(Data listing)

>> BEGIN

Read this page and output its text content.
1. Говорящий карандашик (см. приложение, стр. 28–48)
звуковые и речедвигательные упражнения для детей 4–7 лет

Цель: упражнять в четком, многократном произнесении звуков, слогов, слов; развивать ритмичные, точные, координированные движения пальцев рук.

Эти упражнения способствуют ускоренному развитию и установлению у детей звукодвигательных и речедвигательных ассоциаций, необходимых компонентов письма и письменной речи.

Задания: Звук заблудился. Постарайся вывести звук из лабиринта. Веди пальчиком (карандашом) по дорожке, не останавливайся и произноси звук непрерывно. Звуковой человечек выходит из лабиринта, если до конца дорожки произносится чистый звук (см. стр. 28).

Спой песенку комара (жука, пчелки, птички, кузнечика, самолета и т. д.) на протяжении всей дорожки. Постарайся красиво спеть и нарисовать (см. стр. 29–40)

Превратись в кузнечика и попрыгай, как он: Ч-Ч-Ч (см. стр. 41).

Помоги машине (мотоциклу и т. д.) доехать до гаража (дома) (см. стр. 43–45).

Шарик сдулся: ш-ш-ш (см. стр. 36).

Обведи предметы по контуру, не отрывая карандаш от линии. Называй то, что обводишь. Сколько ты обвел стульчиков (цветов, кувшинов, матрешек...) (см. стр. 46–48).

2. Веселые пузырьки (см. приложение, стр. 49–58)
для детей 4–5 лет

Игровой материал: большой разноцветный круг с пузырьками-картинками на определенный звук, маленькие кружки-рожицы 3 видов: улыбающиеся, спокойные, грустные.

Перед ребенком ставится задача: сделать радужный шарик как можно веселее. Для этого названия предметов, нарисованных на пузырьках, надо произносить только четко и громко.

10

>> END

Copy out the whole listing, exactly as written.

__Complete output__:
Read this page and output its text content.
1. Говорящий карандашик (см. приложение, стр. 28–48)
звуковые и речедвигательные упражнения для детей 4–7 лет

Цель: упражнять в четком, многократном произнесении звуков, слогов, слов; развивать ритмичные, точные, координированные движения пальцев рук.

Эти упражнения способствуют ускоренному развитию и установлению у детей звукодвигательных и речедвигательных ассоциаций, необходимых компонентов письма и письменной речи.

Задания: Звук заблудился. Постарайся вывести звук из лабиринта. Веди пальчиком (карандашом) по дорожке, не останавливайся и произноси звук непрерывно. Звуковой человечек выходит из лабиринта, если до конца дорожки произносится чистый звук (см. стр. 28).

Спой песенку комара (жука, пчелки, птички, кузнечика, самолета и т. д.) на протяжении всей дорожки. Постарайся красиво спеть и нарисовать (см. стр. 29–40)

Превратись в кузнечика и попрыгай, как он: Ч-Ч-Ч (см. стр. 41).

Помоги машине (мотоциклу и т. д.) доехать до гаража (дома) (см. стр. 43–45).

Шарик сдулся: ш-ш-ш (см. стр. 36).

Обведи предметы по контуру, не отрывая карандаш от линии. Называй то, что обводишь. Сколько ты обвел стульчиков (цветов, кувшинов, матрешек...) (см. стр. 46–48).

2. Веселые пузырьки (см. приложение, стр. 49–58)
для детей 4–5 лет

Игровой материал: большой разноцветный круг с пузырьками-картинками на определенный звук, маленькие кружки-рожицы 3 видов: улыбающиеся, спокойные, грустные.

Перед ребенком ставится задача: сделать радужный шарик как можно веселее. Для этого названия предметов, нарисованных на пузырьках, надо произносить только четко и громко.

10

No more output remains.